__STATED PROBLEM__. Print the data below line for line, changing nothing.

═══ MATERIALS PROVIDED ═══

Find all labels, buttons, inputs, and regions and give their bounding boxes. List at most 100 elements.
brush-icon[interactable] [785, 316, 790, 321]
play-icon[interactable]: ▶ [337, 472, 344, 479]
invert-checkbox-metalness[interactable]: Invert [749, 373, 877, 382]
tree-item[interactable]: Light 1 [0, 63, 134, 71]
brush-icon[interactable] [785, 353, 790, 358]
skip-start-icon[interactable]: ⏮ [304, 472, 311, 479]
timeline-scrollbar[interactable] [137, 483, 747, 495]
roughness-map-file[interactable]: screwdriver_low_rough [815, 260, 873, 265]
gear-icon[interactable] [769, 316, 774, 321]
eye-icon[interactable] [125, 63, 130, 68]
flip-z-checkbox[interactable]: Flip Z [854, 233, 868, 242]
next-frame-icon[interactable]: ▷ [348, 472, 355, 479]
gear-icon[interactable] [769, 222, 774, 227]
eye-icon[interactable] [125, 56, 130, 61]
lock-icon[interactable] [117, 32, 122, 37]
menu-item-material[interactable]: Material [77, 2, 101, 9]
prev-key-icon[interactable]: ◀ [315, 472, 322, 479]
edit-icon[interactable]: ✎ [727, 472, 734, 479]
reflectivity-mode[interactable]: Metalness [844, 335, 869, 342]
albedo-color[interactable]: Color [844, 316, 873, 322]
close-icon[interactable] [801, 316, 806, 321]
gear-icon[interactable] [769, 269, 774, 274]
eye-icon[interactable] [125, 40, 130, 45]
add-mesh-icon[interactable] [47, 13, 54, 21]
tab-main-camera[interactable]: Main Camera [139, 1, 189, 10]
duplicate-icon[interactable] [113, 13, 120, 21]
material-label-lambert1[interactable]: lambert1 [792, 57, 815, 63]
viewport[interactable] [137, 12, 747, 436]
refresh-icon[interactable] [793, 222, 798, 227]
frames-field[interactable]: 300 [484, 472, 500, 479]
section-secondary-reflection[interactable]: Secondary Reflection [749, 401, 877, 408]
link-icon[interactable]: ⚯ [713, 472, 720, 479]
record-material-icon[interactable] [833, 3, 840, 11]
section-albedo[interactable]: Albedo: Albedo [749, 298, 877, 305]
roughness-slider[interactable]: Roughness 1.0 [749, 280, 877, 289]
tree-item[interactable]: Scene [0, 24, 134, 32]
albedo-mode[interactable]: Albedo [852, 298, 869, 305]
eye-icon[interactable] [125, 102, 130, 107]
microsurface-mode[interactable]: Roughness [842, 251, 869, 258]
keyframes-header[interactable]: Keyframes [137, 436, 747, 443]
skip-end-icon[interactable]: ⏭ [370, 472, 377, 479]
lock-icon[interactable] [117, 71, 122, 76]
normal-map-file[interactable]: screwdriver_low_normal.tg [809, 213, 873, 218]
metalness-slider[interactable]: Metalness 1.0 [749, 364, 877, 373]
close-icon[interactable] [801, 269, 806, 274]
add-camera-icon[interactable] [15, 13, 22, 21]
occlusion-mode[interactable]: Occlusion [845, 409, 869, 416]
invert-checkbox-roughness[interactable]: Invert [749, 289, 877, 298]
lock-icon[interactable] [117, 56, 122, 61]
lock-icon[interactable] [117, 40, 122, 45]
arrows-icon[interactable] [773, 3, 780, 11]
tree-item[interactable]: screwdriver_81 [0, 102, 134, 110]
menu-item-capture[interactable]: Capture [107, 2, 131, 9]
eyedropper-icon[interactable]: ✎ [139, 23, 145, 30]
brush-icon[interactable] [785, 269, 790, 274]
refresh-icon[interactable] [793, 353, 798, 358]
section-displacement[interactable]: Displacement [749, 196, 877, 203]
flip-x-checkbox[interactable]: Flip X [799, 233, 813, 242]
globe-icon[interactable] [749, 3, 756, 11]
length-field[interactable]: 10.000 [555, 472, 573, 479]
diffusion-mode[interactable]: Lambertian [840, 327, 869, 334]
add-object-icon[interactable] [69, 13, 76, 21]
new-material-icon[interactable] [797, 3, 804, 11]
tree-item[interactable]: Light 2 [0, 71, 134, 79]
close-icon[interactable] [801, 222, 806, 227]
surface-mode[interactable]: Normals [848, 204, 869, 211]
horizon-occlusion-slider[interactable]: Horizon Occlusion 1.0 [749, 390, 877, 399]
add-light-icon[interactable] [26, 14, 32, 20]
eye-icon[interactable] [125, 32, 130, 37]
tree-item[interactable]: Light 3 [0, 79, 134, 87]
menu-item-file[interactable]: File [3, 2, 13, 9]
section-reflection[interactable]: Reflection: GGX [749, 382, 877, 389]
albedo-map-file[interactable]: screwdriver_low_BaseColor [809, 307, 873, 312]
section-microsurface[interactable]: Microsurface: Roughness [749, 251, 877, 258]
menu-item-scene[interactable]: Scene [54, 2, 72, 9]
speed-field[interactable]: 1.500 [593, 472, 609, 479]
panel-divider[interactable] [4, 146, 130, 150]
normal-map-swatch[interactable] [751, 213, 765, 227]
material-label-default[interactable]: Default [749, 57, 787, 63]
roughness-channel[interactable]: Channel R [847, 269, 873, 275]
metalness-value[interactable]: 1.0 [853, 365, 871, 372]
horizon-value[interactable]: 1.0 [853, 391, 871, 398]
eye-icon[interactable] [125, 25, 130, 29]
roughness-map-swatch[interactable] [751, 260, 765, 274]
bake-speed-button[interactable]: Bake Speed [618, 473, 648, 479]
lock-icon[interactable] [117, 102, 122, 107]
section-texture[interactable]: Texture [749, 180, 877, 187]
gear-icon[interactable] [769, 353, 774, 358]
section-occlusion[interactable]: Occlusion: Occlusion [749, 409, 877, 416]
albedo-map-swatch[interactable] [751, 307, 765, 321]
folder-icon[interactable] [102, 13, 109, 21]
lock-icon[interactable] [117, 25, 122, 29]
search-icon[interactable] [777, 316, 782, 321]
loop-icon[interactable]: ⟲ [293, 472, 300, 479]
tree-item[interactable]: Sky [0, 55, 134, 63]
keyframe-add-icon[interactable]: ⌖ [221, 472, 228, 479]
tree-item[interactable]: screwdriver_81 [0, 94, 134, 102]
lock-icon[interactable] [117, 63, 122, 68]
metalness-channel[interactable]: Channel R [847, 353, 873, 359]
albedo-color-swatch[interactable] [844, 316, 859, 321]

═══

__CORRECT OUTPUT__.
Find all labels, buttons, inputs, and regions and give their bounding boxes. List at most 100 elements.
brush-icon[interactable] [785, 316, 790, 321]
play-icon[interactable]: ▶ [337, 472, 344, 479]
invert-checkbox-metalness[interactable]: Invert [749, 373, 877, 382]
tree-item[interactable]: Light 1 [0, 63, 134, 71]
brush-icon[interactable] [785, 353, 790, 358]
skip-start-icon[interactable]: ⏮ [304, 472, 311, 479]
timeline-scrollbar[interactable] [137, 483, 747, 495]
roughness-map-file[interactable]: screwdriver_low_rough [815, 260, 873, 265]
gear-icon[interactable] [769, 316, 774, 321]
eye-icon[interactable] [125, 63, 130, 68]
flip-z-checkbox[interactable]: Flip Z [854, 233, 868, 242]
next-frame-icon[interactable]: ▷ [348, 472, 355, 479]
gear-icon[interactable] [769, 222, 774, 227]
eye-icon[interactable] [125, 56, 130, 61]
lock-icon[interactable] [117, 32, 122, 37]
menu-item-material[interactable]: Material [77, 2, 101, 9]
prev-key-icon[interactable]: ◀ [315, 472, 322, 479]
edit-icon[interactable]: ✎ [727, 472, 734, 479]
reflectivity-mode[interactable]: Metalness [844, 335, 869, 342]
albedo-color[interactable]: Color [844, 316, 873, 322]
close-icon[interactable] [801, 316, 806, 321]
gear-icon[interactable] [769, 269, 774, 274]
eye-icon[interactable] [125, 40, 130, 45]
add-mesh-icon[interactable] [47, 13, 54, 21]
tab-main-camera[interactable]: Main Camera [139, 1, 189, 10]
duplicate-icon[interactable] [113, 13, 120, 21]
material-label-lambert1[interactable]: lambert1 [792, 57, 815, 63]
viewport[interactable] [137, 12, 747, 436]
refresh-icon[interactable] [793, 222, 798, 227]
frames-field[interactable]: 300 [484, 472, 500, 479]
section-secondary-reflection[interactable]: Secondary Reflection [749, 401, 877, 408]
link-icon[interactable]: ⚯ [713, 472, 720, 479]
record-material-icon[interactable] [833, 3, 840, 11]
section-albedo[interactable]: Albedo: Albedo [749, 298, 877, 305]
roughness-slider[interactable]: Roughness 1.0 [749, 280, 877, 289]
tree-item[interactable]: Scene [0, 24, 134, 32]
albedo-mode[interactable]: Albedo [852, 298, 869, 305]
eye-icon[interactable] [125, 102, 130, 107]
microsurface-mode[interactable]: Roughness [842, 251, 869, 258]
keyframes-header[interactable]: Keyframes [137, 436, 747, 443]
skip-end-icon[interactable]: ⏭ [370, 472, 377, 479]
lock-icon[interactable] [117, 71, 122, 76]
normal-map-file[interactable]: screwdriver_low_normal.tg [809, 213, 873, 218]
metalness-slider[interactable]: Metalness 1.0 [749, 364, 877, 373]
close-icon[interactable] [801, 269, 806, 274]
add-camera-icon[interactable] [15, 13, 22, 21]
occlusion-mode[interactable]: Occlusion [845, 409, 869, 416]
invert-checkbox-roughness[interactable]: Invert [749, 289, 877, 298]
lock-icon[interactable] [117, 56, 122, 61]
lock-icon[interactable] [117, 40, 122, 45]
arrows-icon[interactable] [773, 3, 780, 11]
tree-item[interactable]: screwdriver_81 [0, 102, 134, 110]
menu-item-capture[interactable]: Capture [107, 2, 131, 9]
eyedropper-icon[interactable]: ✎ [139, 23, 145, 30]
brush-icon[interactable] [785, 269, 790, 274]
refresh-icon[interactable] [793, 353, 798, 358]
section-displacement[interactable]: Displacement [749, 196, 877, 203]
flip-x-checkbox[interactable]: Flip X [799, 233, 813, 242]
globe-icon[interactable] [749, 3, 756, 11]
length-field[interactable]: 10.000 [555, 472, 573, 479]
diffusion-mode[interactable]: Lambertian [840, 327, 869, 334]
add-object-icon[interactable] [69, 13, 76, 21]
new-material-icon[interactable] [797, 3, 804, 11]
tree-item[interactable]: Light 2 [0, 71, 134, 79]
close-icon[interactable] [801, 222, 806, 227]
surface-mode[interactable]: Normals [848, 204, 869, 211]
horizon-occlusion-slider[interactable]: Horizon Occlusion 1.0 [749, 390, 877, 399]
add-light-icon[interactable] [26, 14, 32, 20]
eye-icon[interactable] [125, 32, 130, 37]
tree-item[interactable]: Light 3 [0, 79, 134, 87]
menu-item-file[interactable]: File [3, 2, 13, 9]
section-reflection[interactable]: Reflection: GGX [749, 382, 877, 389]
albedo-map-file[interactable]: screwdriver_low_BaseColor [809, 307, 873, 312]
section-microsurface[interactable]: Microsurface: Roughness [749, 251, 877, 258]
menu-item-scene[interactable]: Scene [54, 2, 72, 9]
speed-field[interactable]: 1.500 [593, 472, 609, 479]
panel-divider[interactable] [4, 146, 130, 150]
normal-map-swatch[interactable] [751, 213, 765, 227]
material-label-default[interactable]: Default [749, 57, 787, 63]
roughness-channel[interactable]: Channel R [847, 269, 873, 275]
metalness-value[interactable]: 1.0 [853, 365, 871, 372]
horizon-value[interactable]: 1.0 [853, 391, 871, 398]
eye-icon[interactable] [125, 25, 130, 29]
roughness-map-swatch[interactable] [751, 260, 765, 274]
bake-speed-button[interactable]: Bake Speed [618, 473, 648, 479]
lock-icon[interactable] [117, 102, 122, 107]
section-texture[interactable]: Texture [749, 180, 877, 187]
gear-icon[interactable] [769, 353, 774, 358]
section-occlusion[interactable]: Occlusion: Occlusion [749, 409, 877, 416]
albedo-map-swatch[interactable] [751, 307, 765, 321]
folder-icon[interactable] [102, 13, 109, 21]
lock-icon[interactable] [117, 25, 122, 29]
search-icon[interactable] [777, 316, 782, 321]
loop-icon[interactable]: ⟲ [293, 472, 300, 479]
tree-item[interactable]: Sky [0, 55, 134, 63]
keyframe-add-icon[interactable]: ⌖ [221, 472, 228, 479]
tree-item[interactable]: screwdriver_81 [0, 94, 134, 102]
lock-icon[interactable] [117, 63, 122, 68]
metalness-channel[interactable]: Channel R [847, 353, 873, 359]
albedo-color-swatch[interactable] [844, 316, 859, 321]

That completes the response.